**SOURCE DOCUMENT**
You have a giant list of common typos, making you a worse and worse typer as years go on, until you are mashing your head on the keyboard to type anything.
I dunno, I don't think that would really happen. I'm always trying to type the same word (I don't say "pish" in my head, after all, I think "push"), so it doesn't seem to be a random walk away from correctness, just some wavering around it. And it's not like I have that many commands I need to type commonly enough to make an alias for-- maybe a couple dozen? And for most of them, I don't make typos so I don't feel the need to make an alias.
My bashrc has so many of these, and they're probably among the most common commands I use daily!:
alias gs="git status"
alias gb="git branch"
alias grh="git reset --hard"
alias gcdf="git clean -df"
alias gf="git fetch"
alias gp="git pull"
alias gdom="git diff origin/master"
alias gdomn="git diff --name-status origin/master"
alias gd="git diff"
alias gl="git log"
alias glm="git log --author <my_name>"
alias gc="git checkout"
alias gcm="git checkout master"
Am I a bad person for creating SVN-style aliases for git?

**ENTRIES**

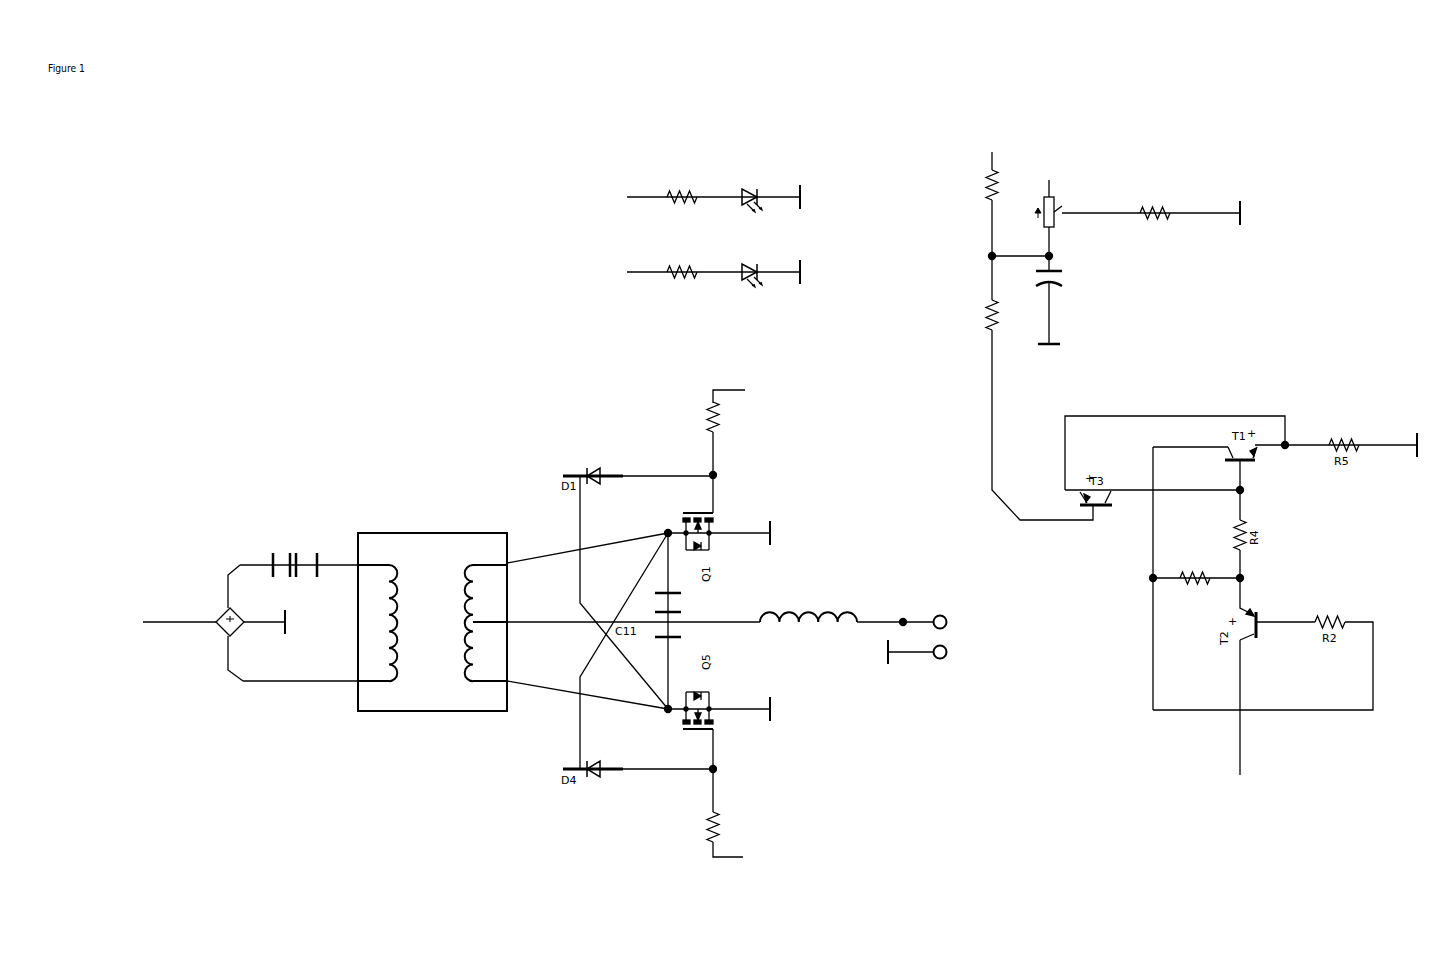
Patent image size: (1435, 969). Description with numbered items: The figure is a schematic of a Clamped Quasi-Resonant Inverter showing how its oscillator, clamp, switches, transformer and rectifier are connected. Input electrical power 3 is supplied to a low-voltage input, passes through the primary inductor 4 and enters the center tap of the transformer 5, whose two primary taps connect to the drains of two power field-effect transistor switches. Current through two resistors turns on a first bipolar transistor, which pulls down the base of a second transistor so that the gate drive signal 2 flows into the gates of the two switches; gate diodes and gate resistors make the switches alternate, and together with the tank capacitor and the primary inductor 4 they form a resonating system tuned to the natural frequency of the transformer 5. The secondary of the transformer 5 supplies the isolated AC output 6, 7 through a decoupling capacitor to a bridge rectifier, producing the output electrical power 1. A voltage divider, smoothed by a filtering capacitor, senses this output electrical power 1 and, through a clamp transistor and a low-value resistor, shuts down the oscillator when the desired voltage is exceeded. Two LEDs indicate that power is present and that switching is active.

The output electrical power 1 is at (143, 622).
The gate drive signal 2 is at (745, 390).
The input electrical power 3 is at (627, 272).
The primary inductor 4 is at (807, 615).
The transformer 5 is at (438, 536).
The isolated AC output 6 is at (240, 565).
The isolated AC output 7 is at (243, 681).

...

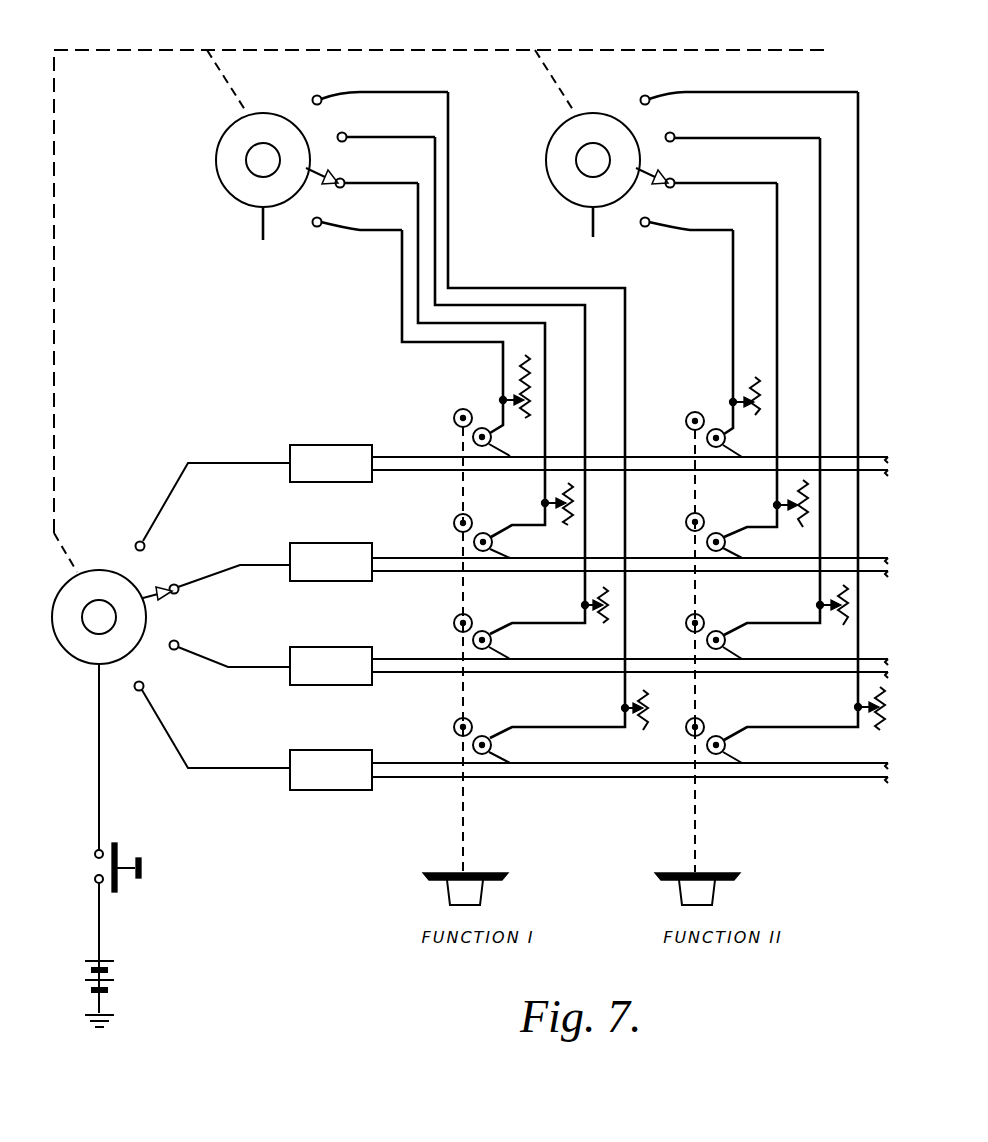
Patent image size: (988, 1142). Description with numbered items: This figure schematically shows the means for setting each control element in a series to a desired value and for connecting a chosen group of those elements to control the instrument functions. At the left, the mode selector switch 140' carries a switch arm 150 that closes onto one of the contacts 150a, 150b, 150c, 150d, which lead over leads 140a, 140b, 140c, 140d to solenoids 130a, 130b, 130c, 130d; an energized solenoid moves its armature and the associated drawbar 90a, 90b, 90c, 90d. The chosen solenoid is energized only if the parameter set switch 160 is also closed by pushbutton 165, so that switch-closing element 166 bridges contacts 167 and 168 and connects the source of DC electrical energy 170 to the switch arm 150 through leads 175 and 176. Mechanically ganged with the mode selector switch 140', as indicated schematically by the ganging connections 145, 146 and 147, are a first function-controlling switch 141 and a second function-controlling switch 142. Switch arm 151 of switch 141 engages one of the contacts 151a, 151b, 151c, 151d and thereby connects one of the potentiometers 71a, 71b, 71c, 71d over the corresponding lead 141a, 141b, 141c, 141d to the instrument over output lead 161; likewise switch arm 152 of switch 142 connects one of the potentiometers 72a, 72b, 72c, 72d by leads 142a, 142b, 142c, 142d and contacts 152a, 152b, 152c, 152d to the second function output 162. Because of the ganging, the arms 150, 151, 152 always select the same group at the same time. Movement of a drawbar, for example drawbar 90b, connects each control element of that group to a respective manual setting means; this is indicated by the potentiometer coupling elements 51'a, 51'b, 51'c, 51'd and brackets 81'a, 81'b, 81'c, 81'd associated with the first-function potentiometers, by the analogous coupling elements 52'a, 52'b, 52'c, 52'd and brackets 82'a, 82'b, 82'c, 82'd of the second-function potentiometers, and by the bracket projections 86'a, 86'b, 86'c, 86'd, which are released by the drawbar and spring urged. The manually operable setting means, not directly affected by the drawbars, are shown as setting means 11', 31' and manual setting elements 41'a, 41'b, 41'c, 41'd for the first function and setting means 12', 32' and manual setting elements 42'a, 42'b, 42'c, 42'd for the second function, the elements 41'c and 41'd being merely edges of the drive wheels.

**EXERCISE DETAILS**
Answer these questions from the alias discussion:
1. What word does the writer say they think when they type "pish"?
2. About how many commands does the writer estimate they type often enough to make an alias for?
3. What command does the alias "gcm" stand for?
The entries come from a different source than the alias discussion.

**RESULT OF THIS EXERCISE**
1. "push"
2. Maybe a couple dozen
3. git checkout master